The request: Copy the lines verbatim, from the start of the items through the line that contains "header-divider bbox=[95, 275, 736, 276]", and copy only those.

Listings of boxed layout items
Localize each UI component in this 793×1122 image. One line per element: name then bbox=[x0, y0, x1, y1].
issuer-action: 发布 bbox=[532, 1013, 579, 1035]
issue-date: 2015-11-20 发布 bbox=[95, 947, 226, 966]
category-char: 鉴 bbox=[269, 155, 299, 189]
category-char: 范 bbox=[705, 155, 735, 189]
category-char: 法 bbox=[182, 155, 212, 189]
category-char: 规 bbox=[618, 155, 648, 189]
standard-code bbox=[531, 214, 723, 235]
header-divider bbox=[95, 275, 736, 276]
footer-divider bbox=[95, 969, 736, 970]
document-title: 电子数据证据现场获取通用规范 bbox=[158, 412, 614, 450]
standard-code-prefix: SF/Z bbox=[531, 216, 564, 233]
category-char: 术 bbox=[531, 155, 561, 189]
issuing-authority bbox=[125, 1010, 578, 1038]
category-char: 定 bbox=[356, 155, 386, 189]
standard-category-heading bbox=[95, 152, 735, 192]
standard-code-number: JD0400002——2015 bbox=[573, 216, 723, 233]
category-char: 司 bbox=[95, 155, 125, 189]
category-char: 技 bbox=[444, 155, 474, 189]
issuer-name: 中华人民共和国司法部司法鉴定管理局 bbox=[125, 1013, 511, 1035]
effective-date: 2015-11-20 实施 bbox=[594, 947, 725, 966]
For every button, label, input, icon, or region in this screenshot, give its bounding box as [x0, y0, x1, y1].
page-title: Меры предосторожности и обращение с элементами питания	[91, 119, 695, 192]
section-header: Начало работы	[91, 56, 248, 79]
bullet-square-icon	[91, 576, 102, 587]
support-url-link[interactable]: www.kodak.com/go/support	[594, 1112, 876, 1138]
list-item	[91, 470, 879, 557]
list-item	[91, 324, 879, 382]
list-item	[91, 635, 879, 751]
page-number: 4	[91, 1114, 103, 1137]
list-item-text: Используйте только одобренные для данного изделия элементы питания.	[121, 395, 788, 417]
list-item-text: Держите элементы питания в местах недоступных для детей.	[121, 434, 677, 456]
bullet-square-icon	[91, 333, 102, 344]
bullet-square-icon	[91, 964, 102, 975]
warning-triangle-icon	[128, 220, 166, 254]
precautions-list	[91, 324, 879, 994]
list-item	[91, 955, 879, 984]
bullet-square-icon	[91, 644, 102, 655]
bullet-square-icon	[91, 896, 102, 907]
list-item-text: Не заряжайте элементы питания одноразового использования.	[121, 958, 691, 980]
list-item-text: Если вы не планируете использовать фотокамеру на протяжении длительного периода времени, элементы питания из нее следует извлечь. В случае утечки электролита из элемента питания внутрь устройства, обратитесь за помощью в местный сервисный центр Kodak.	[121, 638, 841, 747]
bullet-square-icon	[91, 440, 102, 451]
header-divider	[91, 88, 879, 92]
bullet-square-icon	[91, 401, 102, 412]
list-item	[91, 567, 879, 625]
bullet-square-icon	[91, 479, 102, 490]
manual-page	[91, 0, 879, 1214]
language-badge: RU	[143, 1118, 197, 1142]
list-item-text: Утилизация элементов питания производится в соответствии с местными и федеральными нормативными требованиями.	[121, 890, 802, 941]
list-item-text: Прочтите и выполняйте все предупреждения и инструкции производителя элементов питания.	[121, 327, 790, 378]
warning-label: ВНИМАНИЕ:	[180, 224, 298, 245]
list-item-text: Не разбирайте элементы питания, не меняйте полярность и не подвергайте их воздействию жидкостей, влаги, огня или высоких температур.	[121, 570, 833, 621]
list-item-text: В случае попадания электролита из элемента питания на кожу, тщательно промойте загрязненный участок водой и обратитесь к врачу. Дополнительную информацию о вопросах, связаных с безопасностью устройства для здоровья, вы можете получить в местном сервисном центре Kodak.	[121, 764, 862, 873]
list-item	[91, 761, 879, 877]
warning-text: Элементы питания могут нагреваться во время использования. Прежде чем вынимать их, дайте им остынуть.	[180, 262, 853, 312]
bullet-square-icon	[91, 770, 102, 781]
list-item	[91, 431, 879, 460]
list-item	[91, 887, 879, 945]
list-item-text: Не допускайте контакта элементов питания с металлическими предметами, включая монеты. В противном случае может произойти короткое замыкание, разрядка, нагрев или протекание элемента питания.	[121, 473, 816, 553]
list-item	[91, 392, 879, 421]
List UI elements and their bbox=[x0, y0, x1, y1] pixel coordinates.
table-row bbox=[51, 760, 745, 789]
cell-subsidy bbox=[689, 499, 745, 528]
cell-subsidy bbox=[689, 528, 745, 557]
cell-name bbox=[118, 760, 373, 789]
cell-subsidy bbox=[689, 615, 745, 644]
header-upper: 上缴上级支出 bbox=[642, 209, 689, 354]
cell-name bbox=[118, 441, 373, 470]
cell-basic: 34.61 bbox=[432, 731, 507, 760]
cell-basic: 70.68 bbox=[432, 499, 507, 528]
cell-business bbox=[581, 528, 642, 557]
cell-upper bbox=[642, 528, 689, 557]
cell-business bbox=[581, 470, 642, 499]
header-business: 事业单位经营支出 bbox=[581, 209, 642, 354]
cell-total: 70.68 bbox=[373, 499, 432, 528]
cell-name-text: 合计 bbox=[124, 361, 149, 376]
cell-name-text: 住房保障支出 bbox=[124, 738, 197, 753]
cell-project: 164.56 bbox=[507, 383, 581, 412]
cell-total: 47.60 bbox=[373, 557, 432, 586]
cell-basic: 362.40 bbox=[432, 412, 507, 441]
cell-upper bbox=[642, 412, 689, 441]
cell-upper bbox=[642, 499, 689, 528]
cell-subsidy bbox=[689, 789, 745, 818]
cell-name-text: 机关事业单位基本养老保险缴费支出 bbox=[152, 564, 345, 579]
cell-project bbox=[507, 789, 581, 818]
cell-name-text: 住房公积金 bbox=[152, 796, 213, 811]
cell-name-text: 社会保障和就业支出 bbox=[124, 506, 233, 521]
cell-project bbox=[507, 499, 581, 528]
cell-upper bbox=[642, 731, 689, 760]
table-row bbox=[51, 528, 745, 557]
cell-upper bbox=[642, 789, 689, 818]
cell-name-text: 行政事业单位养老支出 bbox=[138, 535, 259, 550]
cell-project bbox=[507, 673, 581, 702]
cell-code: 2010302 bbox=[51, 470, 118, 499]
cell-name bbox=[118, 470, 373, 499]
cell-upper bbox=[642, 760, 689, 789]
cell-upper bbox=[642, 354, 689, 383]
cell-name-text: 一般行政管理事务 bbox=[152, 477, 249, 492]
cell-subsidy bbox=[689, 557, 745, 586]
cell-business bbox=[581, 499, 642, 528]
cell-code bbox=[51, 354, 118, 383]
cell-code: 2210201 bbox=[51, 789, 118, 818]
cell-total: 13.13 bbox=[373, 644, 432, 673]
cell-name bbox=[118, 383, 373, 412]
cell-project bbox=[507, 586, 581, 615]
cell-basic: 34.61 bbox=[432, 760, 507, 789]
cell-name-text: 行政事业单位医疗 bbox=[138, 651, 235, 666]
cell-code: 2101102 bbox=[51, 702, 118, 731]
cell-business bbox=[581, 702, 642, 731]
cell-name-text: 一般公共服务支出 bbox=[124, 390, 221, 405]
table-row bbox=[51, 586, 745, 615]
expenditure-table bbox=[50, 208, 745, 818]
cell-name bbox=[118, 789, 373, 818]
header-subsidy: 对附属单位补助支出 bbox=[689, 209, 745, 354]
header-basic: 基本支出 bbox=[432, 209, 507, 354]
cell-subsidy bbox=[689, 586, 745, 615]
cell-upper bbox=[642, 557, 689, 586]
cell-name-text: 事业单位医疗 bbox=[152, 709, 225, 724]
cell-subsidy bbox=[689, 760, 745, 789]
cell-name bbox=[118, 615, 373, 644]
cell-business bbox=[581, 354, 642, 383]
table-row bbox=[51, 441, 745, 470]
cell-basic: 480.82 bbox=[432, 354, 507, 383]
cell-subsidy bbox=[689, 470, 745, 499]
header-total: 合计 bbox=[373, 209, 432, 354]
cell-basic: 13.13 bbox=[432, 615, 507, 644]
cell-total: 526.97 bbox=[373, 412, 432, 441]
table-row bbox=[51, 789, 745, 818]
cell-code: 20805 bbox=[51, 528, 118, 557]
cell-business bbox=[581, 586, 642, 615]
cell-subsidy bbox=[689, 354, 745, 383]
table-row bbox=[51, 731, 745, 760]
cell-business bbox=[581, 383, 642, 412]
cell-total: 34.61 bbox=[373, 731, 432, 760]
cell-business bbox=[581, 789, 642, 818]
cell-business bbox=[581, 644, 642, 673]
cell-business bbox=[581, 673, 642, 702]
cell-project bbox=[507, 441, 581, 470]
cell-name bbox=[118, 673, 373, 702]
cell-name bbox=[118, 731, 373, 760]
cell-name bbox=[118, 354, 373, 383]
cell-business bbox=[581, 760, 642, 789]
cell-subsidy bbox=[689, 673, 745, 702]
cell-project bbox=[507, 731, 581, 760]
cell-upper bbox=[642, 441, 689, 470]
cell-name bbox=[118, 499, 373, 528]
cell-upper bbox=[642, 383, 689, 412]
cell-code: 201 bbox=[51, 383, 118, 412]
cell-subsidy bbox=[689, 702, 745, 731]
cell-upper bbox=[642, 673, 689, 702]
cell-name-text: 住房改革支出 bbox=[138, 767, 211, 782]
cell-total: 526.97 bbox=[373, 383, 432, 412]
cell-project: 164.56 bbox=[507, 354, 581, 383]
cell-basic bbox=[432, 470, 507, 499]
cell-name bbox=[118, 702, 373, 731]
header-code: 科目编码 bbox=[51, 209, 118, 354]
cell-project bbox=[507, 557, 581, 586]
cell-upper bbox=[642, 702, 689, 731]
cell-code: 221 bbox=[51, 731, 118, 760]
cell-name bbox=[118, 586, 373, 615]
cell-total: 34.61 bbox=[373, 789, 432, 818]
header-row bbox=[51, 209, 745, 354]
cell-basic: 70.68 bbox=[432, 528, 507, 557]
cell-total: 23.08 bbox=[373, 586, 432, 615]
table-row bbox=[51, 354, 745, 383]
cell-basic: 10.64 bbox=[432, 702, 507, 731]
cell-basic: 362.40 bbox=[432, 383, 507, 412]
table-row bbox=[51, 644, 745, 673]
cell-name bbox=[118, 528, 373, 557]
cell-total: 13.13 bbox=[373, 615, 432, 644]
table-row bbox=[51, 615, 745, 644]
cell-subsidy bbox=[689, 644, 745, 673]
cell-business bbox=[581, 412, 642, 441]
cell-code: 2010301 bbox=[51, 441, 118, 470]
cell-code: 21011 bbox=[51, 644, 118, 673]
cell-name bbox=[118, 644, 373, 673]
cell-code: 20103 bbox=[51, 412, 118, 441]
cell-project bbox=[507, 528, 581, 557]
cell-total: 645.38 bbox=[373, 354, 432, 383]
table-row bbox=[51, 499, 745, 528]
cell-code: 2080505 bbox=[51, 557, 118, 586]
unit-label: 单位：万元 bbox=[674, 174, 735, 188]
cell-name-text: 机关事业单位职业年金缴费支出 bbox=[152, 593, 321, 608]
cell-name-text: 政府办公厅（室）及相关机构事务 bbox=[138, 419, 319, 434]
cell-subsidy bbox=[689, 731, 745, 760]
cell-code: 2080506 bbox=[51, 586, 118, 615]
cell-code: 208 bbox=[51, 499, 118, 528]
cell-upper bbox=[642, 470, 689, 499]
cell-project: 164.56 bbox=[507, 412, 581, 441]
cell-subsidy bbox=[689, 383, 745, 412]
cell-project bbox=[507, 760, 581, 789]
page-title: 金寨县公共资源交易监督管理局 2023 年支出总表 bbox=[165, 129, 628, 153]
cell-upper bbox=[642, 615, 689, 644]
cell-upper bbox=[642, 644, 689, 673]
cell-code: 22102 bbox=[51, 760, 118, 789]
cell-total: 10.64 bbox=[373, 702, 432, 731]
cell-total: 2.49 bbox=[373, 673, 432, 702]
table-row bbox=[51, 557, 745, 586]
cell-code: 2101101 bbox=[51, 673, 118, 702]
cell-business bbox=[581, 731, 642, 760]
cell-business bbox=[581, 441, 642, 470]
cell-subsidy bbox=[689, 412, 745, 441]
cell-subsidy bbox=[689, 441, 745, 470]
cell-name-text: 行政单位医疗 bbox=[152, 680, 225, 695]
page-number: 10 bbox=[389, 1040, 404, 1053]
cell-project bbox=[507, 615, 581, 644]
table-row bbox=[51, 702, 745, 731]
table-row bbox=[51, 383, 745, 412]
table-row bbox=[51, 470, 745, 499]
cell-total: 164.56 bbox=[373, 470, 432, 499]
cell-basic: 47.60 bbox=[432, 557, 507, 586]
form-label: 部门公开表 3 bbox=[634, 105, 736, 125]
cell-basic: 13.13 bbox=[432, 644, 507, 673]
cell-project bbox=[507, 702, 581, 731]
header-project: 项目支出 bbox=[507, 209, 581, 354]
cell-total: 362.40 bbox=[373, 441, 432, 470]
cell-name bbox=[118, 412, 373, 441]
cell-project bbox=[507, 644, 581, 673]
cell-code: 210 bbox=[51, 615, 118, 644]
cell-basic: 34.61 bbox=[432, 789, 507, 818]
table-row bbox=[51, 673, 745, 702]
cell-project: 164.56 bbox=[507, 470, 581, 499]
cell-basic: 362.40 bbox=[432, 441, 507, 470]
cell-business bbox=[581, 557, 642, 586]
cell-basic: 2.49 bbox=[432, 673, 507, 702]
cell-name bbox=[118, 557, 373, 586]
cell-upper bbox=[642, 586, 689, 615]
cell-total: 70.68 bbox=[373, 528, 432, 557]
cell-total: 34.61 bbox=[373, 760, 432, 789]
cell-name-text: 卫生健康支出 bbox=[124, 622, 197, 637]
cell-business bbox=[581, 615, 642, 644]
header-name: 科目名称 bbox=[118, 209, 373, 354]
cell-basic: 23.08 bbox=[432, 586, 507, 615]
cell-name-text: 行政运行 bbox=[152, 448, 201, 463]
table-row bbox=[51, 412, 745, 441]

Response to this exercise:
Localize each UI component in this 793×1122 image. One line per element: name then bbox=[x0, y0, x1, y1].
issuer-action: 发布 bbox=[532, 1013, 579, 1035]
issue-date: 2015-11-20 发布 bbox=[95, 947, 226, 966]
category-char: 鉴 bbox=[269, 155, 299, 189]
category-char: 范 bbox=[705, 155, 735, 189]
category-char: 法 bbox=[182, 155, 212, 189]
category-char: 规 bbox=[618, 155, 648, 189]
standard-code bbox=[531, 214, 723, 235]
header-divider bbox=[95, 275, 736, 276]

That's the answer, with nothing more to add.